> **Materials provided**:
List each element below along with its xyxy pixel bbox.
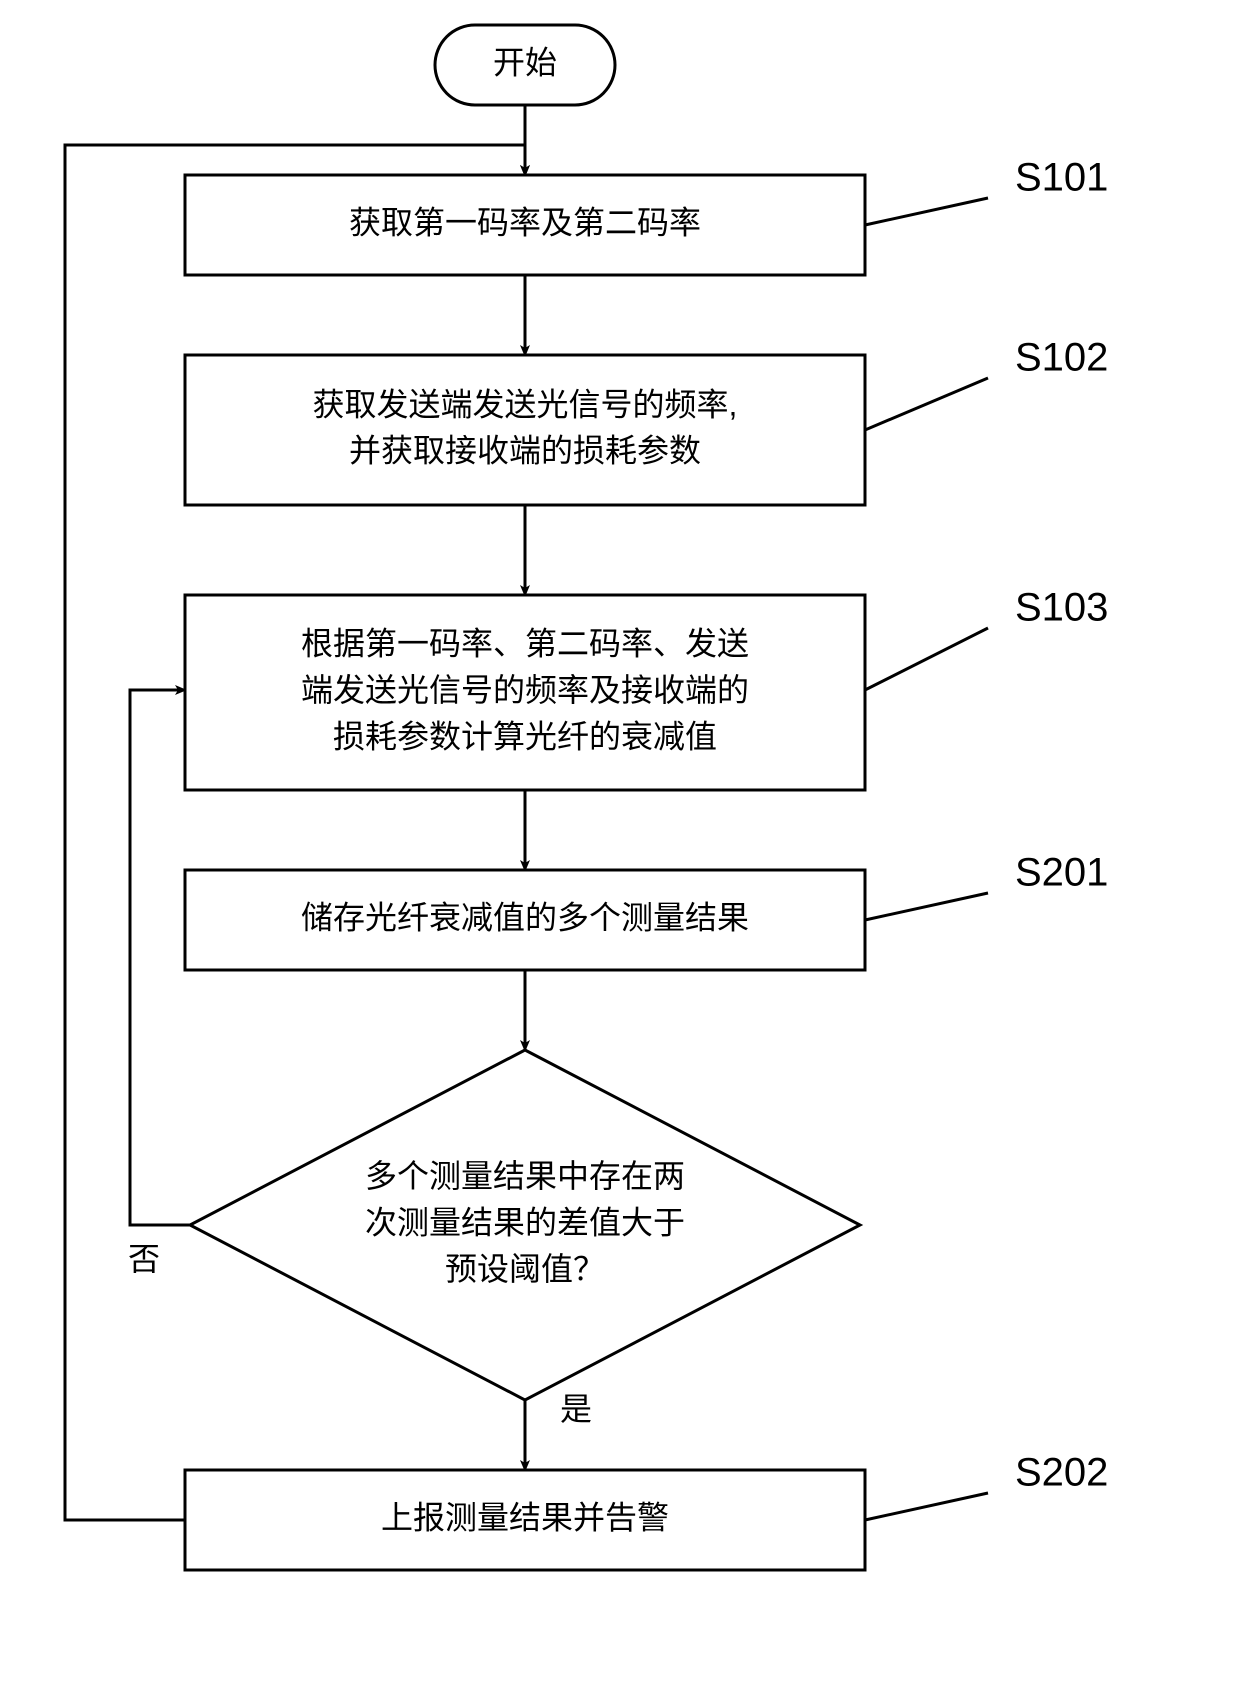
svg-text:上报测量结果并告警: 上报测量结果并告警 bbox=[381, 1499, 669, 1535]
svg-text:根据第一码率、第二码率、发送: 根据第一码率、第二码率、发送 bbox=[301, 626, 749, 662]
edge bbox=[865, 1493, 988, 1520]
svg-text:储存光纤衰减值的多个测量结果: 储存光纤衰减值的多个测量结果 bbox=[301, 899, 749, 935]
edge bbox=[130, 690, 190, 1225]
svg-text:并获取接收端的损耗参数: 并获取接收端的损耗参数 bbox=[349, 433, 701, 469]
process-s102 bbox=[185, 355, 865, 505]
svg-text:获取第一码率及第二码率: 获取第一码率及第二码率 bbox=[349, 204, 701, 240]
edge bbox=[865, 378, 988, 430]
step-label-s102: S102 bbox=[1015, 336, 1108, 380]
step-label-s202: S202 bbox=[1015, 1451, 1108, 1495]
branch-yes: 是 bbox=[560, 1391, 592, 1427]
step-label-s103: S103 bbox=[1015, 586, 1108, 630]
step-label-s201: S201 bbox=[1015, 851, 1108, 895]
edge bbox=[865, 198, 988, 225]
step-label-s101: S101 bbox=[1015, 156, 1108, 200]
svg-text:预设阈值？: 预设阈值？ bbox=[445, 1251, 605, 1287]
svg-text:多个测量结果中存在两: 多个测量结果中存在两 bbox=[365, 1158, 685, 1194]
svg-text:损耗参数计算光纤的衰减值: 损耗参数计算光纤的衰减值 bbox=[333, 718, 717, 754]
edge bbox=[865, 893, 988, 920]
svg-text:次测量结果的差值大于: 次测量结果的差值大于 bbox=[365, 1204, 685, 1240]
edge bbox=[865, 628, 988, 690]
svg-text:获取发送端发送光信号的频率,: 获取发送端发送光信号的频率, bbox=[313, 386, 738, 422]
branch-no: 否 bbox=[128, 1241, 160, 1277]
svg-text:端发送光信号的频率及接收端的: 端发送光信号的频率及接收端的 bbox=[301, 672, 749, 708]
svg-text:开始: 开始 bbox=[493, 44, 557, 80]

> **Given request**: Please repeat word for word the material from the line containing "svg-text:上报测量结果并告警: 上报测量结果并告警 bbox=[381, 1499, 669, 1535]" to the line containing "step-label-s201: S201 bbox=[1015, 851, 1108, 895]".

> **Answer for the task**:
svg-text:上报测量结果并告警: 上报测量结果并告警 bbox=[381, 1499, 669, 1535]
svg-text:根据第一码率、第二码率、发送: 根据第一码率、第二码率、发送 bbox=[301, 626, 749, 662]
edge bbox=[865, 1493, 988, 1520]
svg-text:储存光纤衰减值的多个测量结果: 储存光纤衰减值的多个测量结果 bbox=[301, 899, 749, 935]
edge bbox=[130, 690, 190, 1225]
svg-text:并获取接收端的损耗参数: 并获取接收端的损耗参数 bbox=[349, 433, 701, 469]
process-s102 bbox=[185, 355, 865, 505]
svg-text:获取第一码率及第二码率: 获取第一码率及第二码率 bbox=[349, 204, 701, 240]
edge bbox=[865, 378, 988, 430]
step-label-s102: S102 bbox=[1015, 336, 1108, 380]
step-label-s202: S202 bbox=[1015, 1451, 1108, 1495]
branch-yes: 是 bbox=[560, 1391, 592, 1427]
step-label-s103: S103 bbox=[1015, 586, 1108, 630]
step-label-s201: S201 bbox=[1015, 851, 1108, 895]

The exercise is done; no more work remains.